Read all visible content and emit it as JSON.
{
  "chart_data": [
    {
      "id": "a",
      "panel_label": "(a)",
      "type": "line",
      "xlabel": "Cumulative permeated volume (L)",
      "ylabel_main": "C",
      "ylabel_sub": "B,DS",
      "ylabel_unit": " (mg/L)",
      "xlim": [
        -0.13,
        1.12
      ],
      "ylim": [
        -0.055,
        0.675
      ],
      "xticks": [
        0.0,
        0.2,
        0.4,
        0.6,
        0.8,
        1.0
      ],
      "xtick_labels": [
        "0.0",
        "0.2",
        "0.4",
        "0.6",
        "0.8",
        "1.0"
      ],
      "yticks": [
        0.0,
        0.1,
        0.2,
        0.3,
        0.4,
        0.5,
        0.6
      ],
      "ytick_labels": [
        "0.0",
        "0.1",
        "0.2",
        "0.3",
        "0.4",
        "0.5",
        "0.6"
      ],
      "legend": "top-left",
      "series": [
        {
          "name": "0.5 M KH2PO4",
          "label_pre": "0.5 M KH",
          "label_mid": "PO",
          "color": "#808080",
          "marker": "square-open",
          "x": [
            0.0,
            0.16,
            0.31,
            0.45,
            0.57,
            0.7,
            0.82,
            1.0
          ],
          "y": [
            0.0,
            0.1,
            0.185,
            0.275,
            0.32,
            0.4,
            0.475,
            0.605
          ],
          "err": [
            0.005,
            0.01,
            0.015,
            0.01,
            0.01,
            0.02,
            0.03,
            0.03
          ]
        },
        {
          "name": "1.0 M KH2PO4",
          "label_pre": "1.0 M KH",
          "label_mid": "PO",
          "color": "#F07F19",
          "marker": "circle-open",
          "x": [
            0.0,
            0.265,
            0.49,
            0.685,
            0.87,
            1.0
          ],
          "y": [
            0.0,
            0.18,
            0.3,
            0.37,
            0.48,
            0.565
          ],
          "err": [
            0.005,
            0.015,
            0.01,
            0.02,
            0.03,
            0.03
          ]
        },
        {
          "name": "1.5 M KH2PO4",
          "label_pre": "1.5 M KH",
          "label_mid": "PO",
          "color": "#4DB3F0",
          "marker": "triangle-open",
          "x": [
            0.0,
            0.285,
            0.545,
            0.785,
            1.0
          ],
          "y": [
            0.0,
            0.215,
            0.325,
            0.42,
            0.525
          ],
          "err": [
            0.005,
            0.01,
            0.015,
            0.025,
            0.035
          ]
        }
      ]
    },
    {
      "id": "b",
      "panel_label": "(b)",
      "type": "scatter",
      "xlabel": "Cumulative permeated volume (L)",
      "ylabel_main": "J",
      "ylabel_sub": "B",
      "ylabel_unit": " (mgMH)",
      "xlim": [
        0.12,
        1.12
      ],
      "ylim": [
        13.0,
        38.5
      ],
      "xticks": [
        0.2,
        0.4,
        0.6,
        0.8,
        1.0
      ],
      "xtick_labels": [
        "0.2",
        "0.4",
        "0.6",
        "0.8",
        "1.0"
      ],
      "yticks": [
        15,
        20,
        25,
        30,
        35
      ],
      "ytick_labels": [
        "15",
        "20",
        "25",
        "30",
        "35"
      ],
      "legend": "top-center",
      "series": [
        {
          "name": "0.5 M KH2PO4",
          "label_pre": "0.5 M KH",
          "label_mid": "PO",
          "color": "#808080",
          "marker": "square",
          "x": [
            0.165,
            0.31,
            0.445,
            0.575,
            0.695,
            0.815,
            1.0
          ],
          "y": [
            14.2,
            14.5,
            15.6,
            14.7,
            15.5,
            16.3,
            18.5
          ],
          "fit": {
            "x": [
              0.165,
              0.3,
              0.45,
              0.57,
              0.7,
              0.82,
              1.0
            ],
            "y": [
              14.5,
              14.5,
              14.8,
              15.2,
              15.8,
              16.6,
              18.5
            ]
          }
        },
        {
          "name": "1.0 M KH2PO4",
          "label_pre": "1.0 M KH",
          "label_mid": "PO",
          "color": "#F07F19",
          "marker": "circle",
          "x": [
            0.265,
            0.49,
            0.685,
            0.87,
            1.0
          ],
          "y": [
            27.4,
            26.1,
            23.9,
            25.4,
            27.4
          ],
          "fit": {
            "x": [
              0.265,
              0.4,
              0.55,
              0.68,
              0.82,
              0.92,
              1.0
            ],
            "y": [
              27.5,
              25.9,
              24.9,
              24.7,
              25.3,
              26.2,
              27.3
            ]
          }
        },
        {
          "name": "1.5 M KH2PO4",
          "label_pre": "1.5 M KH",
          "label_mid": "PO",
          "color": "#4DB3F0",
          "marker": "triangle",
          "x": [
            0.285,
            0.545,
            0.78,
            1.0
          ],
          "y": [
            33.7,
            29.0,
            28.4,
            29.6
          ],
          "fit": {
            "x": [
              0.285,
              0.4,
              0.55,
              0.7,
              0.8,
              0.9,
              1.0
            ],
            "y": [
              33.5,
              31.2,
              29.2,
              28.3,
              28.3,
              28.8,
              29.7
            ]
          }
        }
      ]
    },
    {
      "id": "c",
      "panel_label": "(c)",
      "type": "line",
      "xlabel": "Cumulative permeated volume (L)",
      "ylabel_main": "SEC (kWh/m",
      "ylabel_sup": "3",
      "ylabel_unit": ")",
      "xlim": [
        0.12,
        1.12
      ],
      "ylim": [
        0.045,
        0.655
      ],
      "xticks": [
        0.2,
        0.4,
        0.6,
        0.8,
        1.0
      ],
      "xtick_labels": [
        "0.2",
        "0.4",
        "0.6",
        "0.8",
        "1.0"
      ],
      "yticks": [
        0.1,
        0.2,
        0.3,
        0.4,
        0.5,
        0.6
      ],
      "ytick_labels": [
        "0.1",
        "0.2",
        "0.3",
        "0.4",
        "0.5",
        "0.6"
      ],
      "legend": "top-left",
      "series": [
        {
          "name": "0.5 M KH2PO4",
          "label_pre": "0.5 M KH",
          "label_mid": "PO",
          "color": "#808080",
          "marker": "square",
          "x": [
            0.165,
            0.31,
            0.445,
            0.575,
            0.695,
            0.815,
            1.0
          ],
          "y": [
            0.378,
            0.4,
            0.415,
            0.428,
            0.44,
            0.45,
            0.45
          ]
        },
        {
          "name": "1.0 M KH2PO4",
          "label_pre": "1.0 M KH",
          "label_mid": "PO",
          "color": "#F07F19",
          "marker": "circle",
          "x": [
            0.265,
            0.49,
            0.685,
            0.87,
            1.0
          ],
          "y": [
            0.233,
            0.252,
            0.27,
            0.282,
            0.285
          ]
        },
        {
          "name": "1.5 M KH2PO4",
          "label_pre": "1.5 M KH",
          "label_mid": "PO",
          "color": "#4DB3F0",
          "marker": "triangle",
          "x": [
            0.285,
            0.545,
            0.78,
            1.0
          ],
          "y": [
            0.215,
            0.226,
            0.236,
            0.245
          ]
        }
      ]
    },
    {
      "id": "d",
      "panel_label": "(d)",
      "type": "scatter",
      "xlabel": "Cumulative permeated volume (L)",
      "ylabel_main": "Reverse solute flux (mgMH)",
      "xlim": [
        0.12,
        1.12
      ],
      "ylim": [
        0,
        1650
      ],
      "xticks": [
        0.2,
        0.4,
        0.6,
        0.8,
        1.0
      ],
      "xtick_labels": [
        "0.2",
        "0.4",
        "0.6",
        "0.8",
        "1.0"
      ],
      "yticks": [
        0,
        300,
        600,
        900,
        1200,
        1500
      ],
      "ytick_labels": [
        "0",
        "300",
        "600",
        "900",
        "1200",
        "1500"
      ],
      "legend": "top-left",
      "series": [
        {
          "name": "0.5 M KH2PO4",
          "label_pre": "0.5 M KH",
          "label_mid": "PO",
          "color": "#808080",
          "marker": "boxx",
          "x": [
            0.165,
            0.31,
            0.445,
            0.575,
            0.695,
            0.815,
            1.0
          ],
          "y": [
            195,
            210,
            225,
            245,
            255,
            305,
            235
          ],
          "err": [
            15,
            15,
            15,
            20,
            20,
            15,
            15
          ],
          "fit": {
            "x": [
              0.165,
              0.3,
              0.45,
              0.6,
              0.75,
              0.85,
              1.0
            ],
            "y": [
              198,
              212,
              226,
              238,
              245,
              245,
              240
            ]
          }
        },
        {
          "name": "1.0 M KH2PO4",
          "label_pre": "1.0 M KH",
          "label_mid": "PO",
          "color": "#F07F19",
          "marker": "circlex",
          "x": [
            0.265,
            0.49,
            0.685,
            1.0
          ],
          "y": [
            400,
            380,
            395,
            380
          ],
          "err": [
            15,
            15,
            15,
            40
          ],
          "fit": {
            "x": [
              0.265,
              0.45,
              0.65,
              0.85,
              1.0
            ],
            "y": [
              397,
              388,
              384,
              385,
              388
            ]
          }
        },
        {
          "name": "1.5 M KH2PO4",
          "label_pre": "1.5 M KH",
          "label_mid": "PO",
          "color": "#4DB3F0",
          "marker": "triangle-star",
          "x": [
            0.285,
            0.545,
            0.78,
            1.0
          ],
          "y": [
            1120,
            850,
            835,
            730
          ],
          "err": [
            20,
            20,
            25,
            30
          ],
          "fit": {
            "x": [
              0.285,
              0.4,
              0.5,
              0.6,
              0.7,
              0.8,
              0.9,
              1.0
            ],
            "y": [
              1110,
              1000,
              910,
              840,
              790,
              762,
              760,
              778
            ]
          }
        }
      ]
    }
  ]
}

:::

Set problem:
Determine how many lines contain the word "open" and reply with that number alone.

Written reply:
3